* SET TASK
Scan the material for the word "menjelaskan", and copy each line where it shows up.
--- Begin RECORDS PROVIDED ---
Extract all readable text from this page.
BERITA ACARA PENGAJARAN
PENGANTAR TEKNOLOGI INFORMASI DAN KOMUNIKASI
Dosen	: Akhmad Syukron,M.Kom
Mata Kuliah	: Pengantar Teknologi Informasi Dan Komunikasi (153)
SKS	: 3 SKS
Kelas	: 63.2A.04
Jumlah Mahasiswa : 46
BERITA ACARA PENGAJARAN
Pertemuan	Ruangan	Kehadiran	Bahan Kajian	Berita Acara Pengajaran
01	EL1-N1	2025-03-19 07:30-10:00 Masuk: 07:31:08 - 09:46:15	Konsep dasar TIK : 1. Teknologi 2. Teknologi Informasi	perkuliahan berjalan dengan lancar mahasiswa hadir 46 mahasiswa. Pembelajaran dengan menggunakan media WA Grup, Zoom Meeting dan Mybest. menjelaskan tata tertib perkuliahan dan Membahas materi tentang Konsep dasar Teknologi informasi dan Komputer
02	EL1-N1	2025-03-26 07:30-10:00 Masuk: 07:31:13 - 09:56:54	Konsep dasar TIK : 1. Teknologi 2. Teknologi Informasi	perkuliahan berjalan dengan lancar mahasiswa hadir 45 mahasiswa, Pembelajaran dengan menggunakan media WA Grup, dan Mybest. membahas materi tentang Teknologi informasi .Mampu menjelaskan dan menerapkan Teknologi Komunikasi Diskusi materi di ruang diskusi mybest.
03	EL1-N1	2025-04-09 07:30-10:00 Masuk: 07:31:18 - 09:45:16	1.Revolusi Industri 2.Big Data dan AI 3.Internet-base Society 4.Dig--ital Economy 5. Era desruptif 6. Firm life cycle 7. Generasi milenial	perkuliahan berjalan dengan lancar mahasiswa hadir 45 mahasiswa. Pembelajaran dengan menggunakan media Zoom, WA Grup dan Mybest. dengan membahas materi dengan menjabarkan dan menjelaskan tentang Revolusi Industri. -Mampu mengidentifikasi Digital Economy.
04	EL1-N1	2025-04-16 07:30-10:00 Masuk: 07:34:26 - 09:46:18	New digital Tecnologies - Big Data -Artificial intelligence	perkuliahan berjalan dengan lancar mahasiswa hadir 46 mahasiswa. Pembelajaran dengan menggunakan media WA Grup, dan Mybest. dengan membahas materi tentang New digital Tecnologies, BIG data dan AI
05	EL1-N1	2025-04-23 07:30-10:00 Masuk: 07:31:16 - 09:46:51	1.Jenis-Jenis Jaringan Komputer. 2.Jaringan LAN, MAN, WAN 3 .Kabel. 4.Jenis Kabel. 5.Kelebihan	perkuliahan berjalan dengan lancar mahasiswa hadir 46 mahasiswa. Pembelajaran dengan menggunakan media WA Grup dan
--- End RECORDS PROVIDED ---
* THE RESULT
01	EL1-N1	2025-03-19 07:30-10:00 Masuk: 07:31:08 - 09:46:15	Konsep dasar TIK : 1. Teknologi 2. Teknologi Informasi	perkuliahan berjalan dengan lancar mahasiswa hadir 46 mahasiswa. Pembelajaran dengan menggunakan media WA Grup, Zoom Meeting dan Mybest. menjelaskan tata tertib perkuliahan dan Membahas materi tentang Konsep dasar Teknologi informasi dan Komputer
02	EL1-N1	2025-03-26 07:30-10:00 Masuk: 07:31:13 - 09:56:54	Konsep dasar TIK : 1. Teknologi 2. Teknologi Informasi	perkuliahan berjalan dengan lancar mahasiswa hadir 45 mahasiswa, Pembelajaran dengan menggunakan media WA Grup, dan Mybest. membahas materi tentang Teknologi informasi .Mampu menjelaskan dan menerapkan Teknologi Komunikasi Diskusi materi di ruang diskusi mybest.
03	EL1-N1	2025-04-09 07:30-10:00 Masuk: 07:31:18 - 09:45:16	1.Revolusi Industri 2.Big Data dan AI 3.Internet-base Society 4.Dig--ital Economy 5. Era desruptif 6. Firm life cycle 7. Generasi milenial	perkuliahan berjalan dengan lancar mahasiswa hadir 45 mahasiswa. Pembelajaran dengan menggunakan media Zoom, WA Grup dan Mybest. dengan membahas materi dengan menjabarkan dan menjelaskan tentang Revolusi Industri. -Mampu mengidentifikasi Digital Economy.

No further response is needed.